>> Start Entries

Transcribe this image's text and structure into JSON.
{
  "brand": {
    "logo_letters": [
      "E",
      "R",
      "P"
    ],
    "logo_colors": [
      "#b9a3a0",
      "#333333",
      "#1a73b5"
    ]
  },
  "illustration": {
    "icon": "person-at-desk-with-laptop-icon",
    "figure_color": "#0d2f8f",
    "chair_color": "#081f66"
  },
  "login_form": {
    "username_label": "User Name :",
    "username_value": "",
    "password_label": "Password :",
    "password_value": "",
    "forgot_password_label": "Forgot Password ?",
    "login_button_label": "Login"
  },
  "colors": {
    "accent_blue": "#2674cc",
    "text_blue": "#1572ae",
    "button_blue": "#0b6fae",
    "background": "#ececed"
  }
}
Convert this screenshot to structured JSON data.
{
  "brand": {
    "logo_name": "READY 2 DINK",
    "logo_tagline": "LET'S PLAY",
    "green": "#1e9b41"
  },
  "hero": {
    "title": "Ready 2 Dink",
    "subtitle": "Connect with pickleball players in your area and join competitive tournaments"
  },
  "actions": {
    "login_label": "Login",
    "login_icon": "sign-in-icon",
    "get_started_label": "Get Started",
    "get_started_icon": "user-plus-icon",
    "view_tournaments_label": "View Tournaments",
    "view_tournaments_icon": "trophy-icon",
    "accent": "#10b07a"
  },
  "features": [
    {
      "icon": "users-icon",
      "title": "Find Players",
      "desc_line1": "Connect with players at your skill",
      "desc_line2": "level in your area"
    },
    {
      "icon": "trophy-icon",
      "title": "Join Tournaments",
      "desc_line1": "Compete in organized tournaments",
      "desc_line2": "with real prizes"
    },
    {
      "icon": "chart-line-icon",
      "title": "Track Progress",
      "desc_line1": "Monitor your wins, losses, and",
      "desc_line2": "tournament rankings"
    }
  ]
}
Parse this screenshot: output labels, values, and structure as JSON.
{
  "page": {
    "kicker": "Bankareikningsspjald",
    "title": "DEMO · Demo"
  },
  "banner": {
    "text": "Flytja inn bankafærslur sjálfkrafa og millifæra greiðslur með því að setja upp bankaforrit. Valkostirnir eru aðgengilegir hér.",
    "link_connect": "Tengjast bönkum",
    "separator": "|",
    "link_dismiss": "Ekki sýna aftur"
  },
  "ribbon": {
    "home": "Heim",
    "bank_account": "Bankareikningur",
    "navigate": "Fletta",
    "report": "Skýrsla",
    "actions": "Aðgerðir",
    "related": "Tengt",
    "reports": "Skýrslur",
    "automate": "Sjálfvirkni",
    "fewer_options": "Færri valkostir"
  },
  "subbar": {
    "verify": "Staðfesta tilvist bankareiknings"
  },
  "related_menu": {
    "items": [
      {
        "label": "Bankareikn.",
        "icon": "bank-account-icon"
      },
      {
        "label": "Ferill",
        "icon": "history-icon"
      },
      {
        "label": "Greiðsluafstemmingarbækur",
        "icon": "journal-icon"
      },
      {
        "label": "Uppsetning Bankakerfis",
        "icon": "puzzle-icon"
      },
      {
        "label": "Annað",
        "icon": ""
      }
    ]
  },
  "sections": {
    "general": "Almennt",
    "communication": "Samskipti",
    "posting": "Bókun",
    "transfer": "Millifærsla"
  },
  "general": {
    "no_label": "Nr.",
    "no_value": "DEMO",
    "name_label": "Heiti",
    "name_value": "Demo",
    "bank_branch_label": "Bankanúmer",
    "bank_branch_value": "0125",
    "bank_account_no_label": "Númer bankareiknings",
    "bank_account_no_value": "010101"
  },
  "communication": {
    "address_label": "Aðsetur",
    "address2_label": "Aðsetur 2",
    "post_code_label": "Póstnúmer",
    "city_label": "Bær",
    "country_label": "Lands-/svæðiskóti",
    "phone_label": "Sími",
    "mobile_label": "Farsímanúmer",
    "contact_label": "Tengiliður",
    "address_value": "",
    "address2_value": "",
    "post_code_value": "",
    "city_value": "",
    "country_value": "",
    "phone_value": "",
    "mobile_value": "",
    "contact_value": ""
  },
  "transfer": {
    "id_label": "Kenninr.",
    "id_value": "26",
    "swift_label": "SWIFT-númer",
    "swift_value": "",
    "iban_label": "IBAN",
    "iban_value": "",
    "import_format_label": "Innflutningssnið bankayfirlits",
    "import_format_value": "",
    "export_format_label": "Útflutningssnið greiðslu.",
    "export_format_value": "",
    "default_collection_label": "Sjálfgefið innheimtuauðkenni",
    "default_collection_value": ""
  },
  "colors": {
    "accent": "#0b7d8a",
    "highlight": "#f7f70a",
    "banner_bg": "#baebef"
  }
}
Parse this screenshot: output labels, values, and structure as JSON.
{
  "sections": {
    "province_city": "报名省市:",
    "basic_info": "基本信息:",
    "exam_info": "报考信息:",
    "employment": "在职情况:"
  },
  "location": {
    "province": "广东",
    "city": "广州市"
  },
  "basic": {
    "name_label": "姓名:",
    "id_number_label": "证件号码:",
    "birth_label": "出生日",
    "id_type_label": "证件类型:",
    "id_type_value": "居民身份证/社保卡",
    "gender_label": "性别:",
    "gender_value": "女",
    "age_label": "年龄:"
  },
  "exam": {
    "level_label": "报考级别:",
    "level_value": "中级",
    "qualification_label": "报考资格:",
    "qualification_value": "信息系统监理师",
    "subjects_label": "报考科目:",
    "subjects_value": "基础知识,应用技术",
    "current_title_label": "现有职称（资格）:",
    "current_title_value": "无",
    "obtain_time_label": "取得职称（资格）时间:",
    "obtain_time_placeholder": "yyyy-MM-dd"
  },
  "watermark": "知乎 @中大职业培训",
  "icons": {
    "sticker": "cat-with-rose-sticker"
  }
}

>> End Entries

Given instruction:
Quote all of the entries exactly as they appear.

Result of this task:
Transcribe this image's text and structure into JSON.
{
  "brand": {
    "logo_letters": [
      "E",
      "R",
      "P"
    ],
    "logo_colors": [
      "#b9a3a0",
      "#333333",
      "#1a73b5"
    ]
  },
  "illustration": {
    "icon": "person-at-desk-with-laptop-icon",
    "figure_color": "#0d2f8f",
    "chair_color": "#081f66"
  },
  "login_form": {
    "username_label": "User Name :",
    "username_value": "",
    "password_label": "Password :",
    "password_value": "",
    "forgot_password_label": "Forgot Password ?",
    "login_button_label": "Login"
  },
  "colors": {
    "accent_blue": "#2674cc",
    "text_blue": "#1572ae",
    "button_blue": "#0b6fae",
    "background": "#ececed"
  }
}
Convert this screenshot to structured JSON data.
{
  "brand": {
    "logo_name": "READY 2 DINK",
    "logo_tagline": "LET'S PLAY",
    "green": "#1e9b41"
  },
  "hero": {
    "title": "Ready 2 Dink",
    "subtitle": "Connect with pickleball players in your area and join competitive tournaments"
  },
  "actions": {
    "login_label": "Login",
    "login_icon": "sign-in-icon",
    "get_started_label": "Get Started",
    "get_started_icon": "user-plus-icon",
    "view_tournaments_label": "View Tournaments",
    "view_tournaments_icon": "trophy-icon",
    "accent": "#10b07a"
  },
  "features": [
    {
      "icon": "users-icon",
      "title": "Find Players",
      "desc_line1": "Connect with players at your skill",
      "desc_line2": "level in your area"
    },
    {
      "icon": "trophy-icon",
      "title": "Join Tournaments",
      "desc_line1": "Compete in organized tournaments",
      "desc_line2": "with real prizes"
    },
    {
      "icon": "chart-line-icon",
      "title": "Track Progress",
      "desc_line1": "Monitor your wins, losses, and",
      "desc_line2": "tournament rankings"
    }
  ]
}
Parse this screenshot: output labels, values, and structure as JSON.
{
  "page": {
    "kicker": "Bankareikningsspjald",
    "title": "DEMO · Demo"
  },
  "banner": {
    "text": "Flytja inn bankafærslur sjálfkrafa og millifæra greiðslur með því að setja upp bankaforrit. Valkostirnir eru aðgengilegir hér.",
    "link_connect": "Tengjast bönkum",
    "separator": "|",
    "link_dismiss": "Ekki sýna aftur"
  },
  "ribbon": {
    "home": "Heim",
    "bank_account": "Bankareikningur",
    "navigate": "Fletta",
    "report": "Skýrsla",
    "actions": "Aðgerðir",
    "related": "Tengt",
    "reports": "Skýrslur",
    "automate": "Sjálfvirkni",
    "fewer_options": "Færri valkostir"
  },
  "subbar": {
    "verify": "Staðfesta tilvist bankareiknings"
  },
  "related_menu": {
    "items": [
      {
        "label": "Bankareikn.",
        "icon": "bank-account-icon"
      },
      {
        "label": "Ferill",
        "icon": "history-icon"
      },
      {
        "label": "Greiðsluafstemmingarbækur",
        "icon": "journal-icon"
      },
      {
        "label": "Uppsetning Bankakerfis",
        "icon": "puzzle-icon"
      },
      {
        "label": "Annað",
        "icon": ""
      }
    ]
  },
  "sections": {
    "general": "Almennt",
    "communication": "Samskipti",
    "posting": "Bókun",
    "transfer": "Millifærsla"
  },
  "general": {
    "no_label": "Nr.",
    "no_value": "DEMO",
    "name_label": "Heiti",
    "name_value": "Demo",
    "bank_branch_label": "Bankanúmer",
    "bank_branch_value": "0125",
    "bank_account_no_label": "Númer bankareiknings",
    "bank_account_no_value": "010101"
  },
  "communication": {
    "address_label": "Aðsetur",
    "address2_label": "Aðsetur 2",
    "post_code_label": "Póstnúmer",
    "city_label": "Bær",
    "country_label": "Lands-/svæðiskóti",
    "phone_label": "Sími",
    "mobile_label": "Farsímanúmer",
    "contact_label": "Tengiliður",
    "address_value": "",
    "address2_value": "",
    "post_code_value": "",
    "city_value": "",
    "country_value": "",
    "phone_value": "",
    "mobile_value": "",
    "contact_value": ""
  },
  "transfer": {
    "id_label": "Kenninr.",
    "id_value": "26",
    "swift_label": "SWIFT-númer",
    "swift_value": "",
    "iban_label": "IBAN",
    "iban_value": "",
    "import_format_label": "Innflutningssnið bankayfirlits",
    "import_format_value": "",
    "export_format_label": "Útflutningssnið greiðslu.",
    "export_format_value": "",
    "default_collection_label": "Sjálfgefið innheimtuauðkenni",
    "default_collection_value": ""
  },
  "colors": {
    "accent": "#0b7d8a",
    "highlight": "#f7f70a",
    "banner_bg": "#baebef"
  }
}
Parse this screenshot: output labels, values, and structure as JSON.
{
  "sections": {
    "province_city": "报名省市:",
    "basic_info": "基本信息:",
    "exam_info": "报考信息:",
    "employment": "在职情况:"
  },
  "location": {
    "province": "广东",
    "city": "广州市"
  },
  "basic": {
    "name_label": "姓名:",
    "id_number_label": "证件号码:",
    "birth_label": "出生日",
    "id_type_label": "证件类型:",
    "id_type_value": "居民身份证/社保卡",
    "gender_label": "性别:",
    "gender_value": "女",
    "age_label": "年龄:"
  },
  "exam": {
    "level_label": "报考级别:",
    "level_value": "中级",
    "qualification_label": "报考资格:",
    "qualification_value": "信息系统监理师",
    "subjects_label": "报考科目:",
    "subjects_value": "基础知识,应用技术",
    "current_title_label": "现有职称（资格）:",
    "current_title_value": "无",
    "obtain_time_label": "取得职称（资格）时间:",
    "obtain_time_placeholder": "yyyy-MM-dd"
  },
  "watermark": "知乎 @中大职业培训",
  "icons": {
    "sticker": "cat-with-rose-sticker"
  }
}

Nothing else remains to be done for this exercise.